§ **Task directions**: Pictures do not belong in the copy; transcribe everything else in the records exactly.

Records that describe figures
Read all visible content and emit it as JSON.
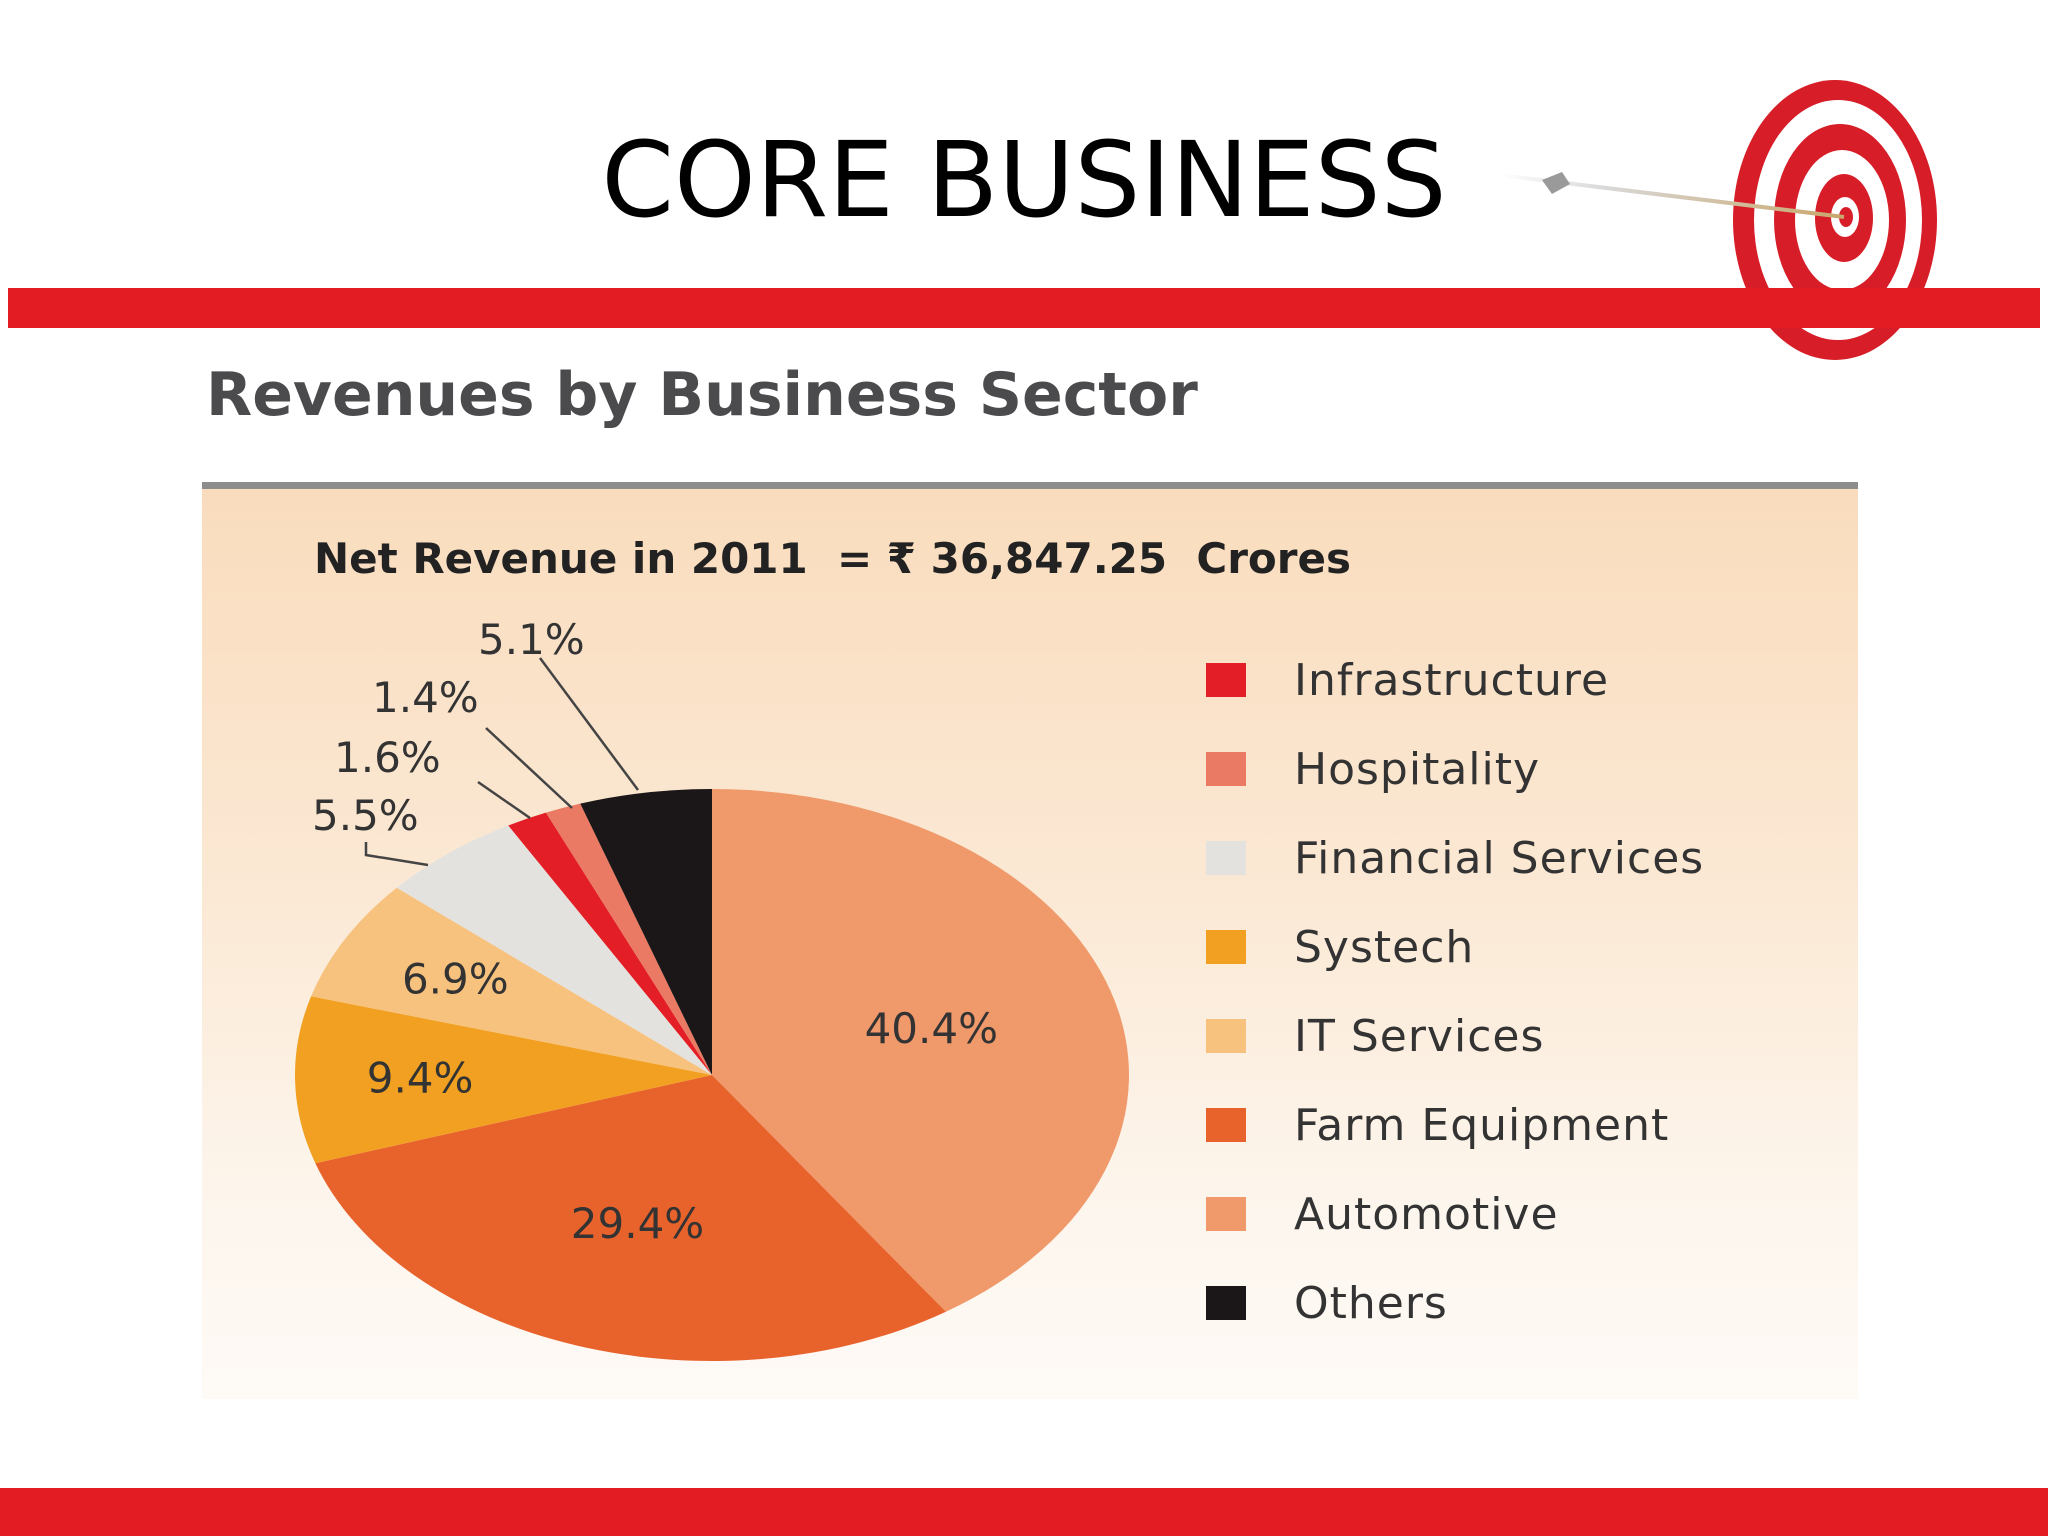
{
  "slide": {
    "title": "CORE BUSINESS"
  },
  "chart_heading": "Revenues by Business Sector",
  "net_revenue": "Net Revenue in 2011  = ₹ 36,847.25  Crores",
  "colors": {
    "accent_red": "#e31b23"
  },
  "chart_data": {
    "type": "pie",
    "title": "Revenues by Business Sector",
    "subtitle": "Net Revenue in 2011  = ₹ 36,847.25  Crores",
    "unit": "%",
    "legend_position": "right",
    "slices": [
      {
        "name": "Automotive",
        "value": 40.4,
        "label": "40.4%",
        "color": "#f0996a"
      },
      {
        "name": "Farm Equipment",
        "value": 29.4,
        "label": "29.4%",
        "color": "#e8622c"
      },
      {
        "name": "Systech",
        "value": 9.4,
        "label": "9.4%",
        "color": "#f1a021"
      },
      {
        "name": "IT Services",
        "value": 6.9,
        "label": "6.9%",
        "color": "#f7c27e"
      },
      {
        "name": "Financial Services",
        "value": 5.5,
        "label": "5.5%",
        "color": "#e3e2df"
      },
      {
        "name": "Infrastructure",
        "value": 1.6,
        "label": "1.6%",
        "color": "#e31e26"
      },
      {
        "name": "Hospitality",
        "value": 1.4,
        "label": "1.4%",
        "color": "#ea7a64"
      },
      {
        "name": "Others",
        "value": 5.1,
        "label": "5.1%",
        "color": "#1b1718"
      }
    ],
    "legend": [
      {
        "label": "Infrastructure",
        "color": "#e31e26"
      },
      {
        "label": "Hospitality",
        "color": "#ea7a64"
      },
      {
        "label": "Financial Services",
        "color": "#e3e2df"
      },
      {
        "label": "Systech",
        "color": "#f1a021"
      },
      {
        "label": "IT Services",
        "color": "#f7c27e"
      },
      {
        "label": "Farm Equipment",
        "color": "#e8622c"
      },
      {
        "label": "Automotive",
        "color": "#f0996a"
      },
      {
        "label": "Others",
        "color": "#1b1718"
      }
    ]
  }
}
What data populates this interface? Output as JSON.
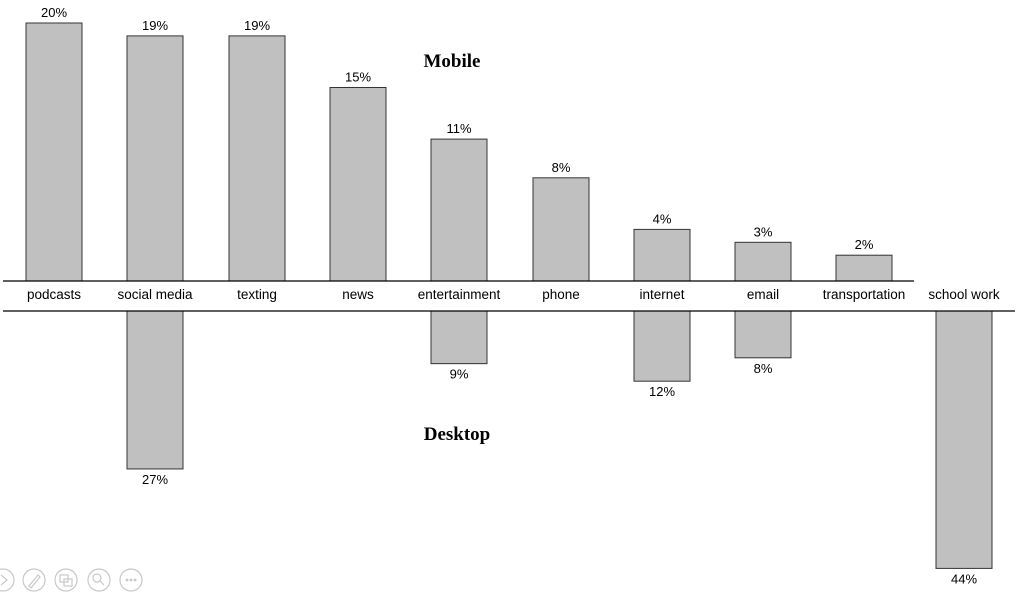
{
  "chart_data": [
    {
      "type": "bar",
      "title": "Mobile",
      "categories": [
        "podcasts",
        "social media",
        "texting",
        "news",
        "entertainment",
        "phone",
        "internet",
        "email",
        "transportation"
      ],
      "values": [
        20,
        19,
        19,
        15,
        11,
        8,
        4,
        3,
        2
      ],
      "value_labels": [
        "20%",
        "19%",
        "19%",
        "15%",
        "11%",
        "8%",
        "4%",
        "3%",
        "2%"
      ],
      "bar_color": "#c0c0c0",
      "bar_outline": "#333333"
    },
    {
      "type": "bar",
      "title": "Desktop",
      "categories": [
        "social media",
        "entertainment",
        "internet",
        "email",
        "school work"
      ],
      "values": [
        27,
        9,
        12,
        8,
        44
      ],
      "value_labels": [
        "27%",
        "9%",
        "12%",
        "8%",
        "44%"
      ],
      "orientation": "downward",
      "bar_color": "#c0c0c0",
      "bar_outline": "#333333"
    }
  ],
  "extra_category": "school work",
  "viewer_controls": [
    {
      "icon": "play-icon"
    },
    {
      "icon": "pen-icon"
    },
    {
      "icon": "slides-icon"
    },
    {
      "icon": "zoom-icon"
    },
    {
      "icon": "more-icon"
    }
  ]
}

§ **Result of this exercise**:
Read all visible content and emit it as JSON.
{
  "slide": {
    "title": "CORE BUSINESS"
  },
  "chart_heading": "Revenues by Business Sector",
  "net_revenue": "Net Revenue in 2011  = ₹ 36,847.25  Crores",
  "colors": {
    "accent_red": "#e31b23"
  },
  "chart_data": {
    "type": "pie",
    "title": "Revenues by Business Sector",
    "subtitle": "Net Revenue in 2011  = ₹ 36,847.25  Crores",
    "unit": "%",
    "legend_position": "right",
    "slices": [
      {
        "name": "Automotive",
        "value": 40.4,
        "label": "40.4%",
        "color": "#f0996a"
      },
      {
        "name": "Farm Equipment",
        "value": 29.4,
        "label": "29.4%",
        "color": "#e8622c"
      },
      {
        "name": "Systech",
        "value": 9.4,
        "label": "9.4%",
        "color": "#f1a021"
      },
      {
        "name": "IT Services",
        "value": 6.9,
        "label": "6.9%",
        "color": "#f7c27e"
      },
      {
        "name": "Financial Services",
        "value": 5.5,
        "label": "5.5%",
        "color": "#e3e2df"
      },
      {
        "name": "Infrastructure",
        "value": 1.6,
        "label": "1.6%",
        "color": "#e31e26"
      },
      {
        "name": "Hospitality",
        "value": 1.4,
        "label": "1.4%",
        "color": "#ea7a64"
      },
      {
        "name": "Others",
        "value": 5.1,
        "label": "5.1%",
        "color": "#1b1718"
      }
    ],
    "legend": [
      {
        "label": "Infrastructure",
        "color": "#e31e26"
      },
      {
        "label": "Hospitality",
        "color": "#ea7a64"
      },
      {
        "label": "Financial Services",
        "color": "#e3e2df"
      },
      {
        "label": "Systech",
        "color": "#f1a021"
      },
      {
        "label": "IT Services",
        "color": "#f7c27e"
      },
      {
        "label": "Farm Equipment",
        "color": "#e8622c"
      },
      {
        "label": "Automotive",
        "color": "#f0996a"
      },
      {
        "label": "Others",
        "color": "#1b1718"
      }
    ]
  }
}
What data populates this interface? Output as JSON.
{
  "chart_data": [
    {
      "type": "bar",
      "title": "Mobile",
      "categories": [
        "podcasts",
        "social media",
        "texting",
        "news",
        "entertainment",
        "phone",
        "internet",
        "email",
        "transportation"
      ],
      "values": [
        20,
        19,
        19,
        15,
        11,
        8,
        4,
        3,
        2
      ],
      "value_labels": [
        "20%",
        "19%",
        "19%",
        "15%",
        "11%",
        "8%",
        "4%",
        "3%",
        "2%"
      ],
      "bar_color": "#c0c0c0",
      "bar_outline": "#333333"
    },
    {
      "type": "bar",
      "title": "Desktop",
      "categories": [
        "social media",
        "entertainment",
        "internet",
        "email",
        "school work"
      ],
      "values": [
        27,
        9,
        12,
        8,
        44
      ],
      "value_labels": [
        "27%",
        "9%",
        "12%",
        "8%",
        "44%"
      ],
      "orientation": "downward",
      "bar_color": "#c0c0c0",
      "bar_outline": "#333333"
    }
  ],
  "extra_category": "school work",
  "viewer_controls": [
    {
      "icon": "play-icon"
    },
    {
      "icon": "pen-icon"
    },
    {
      "icon": "slides-icon"
    },
    {
      "icon": "zoom-icon"
    },
    {
      "icon": "more-icon"
    }
  ]
}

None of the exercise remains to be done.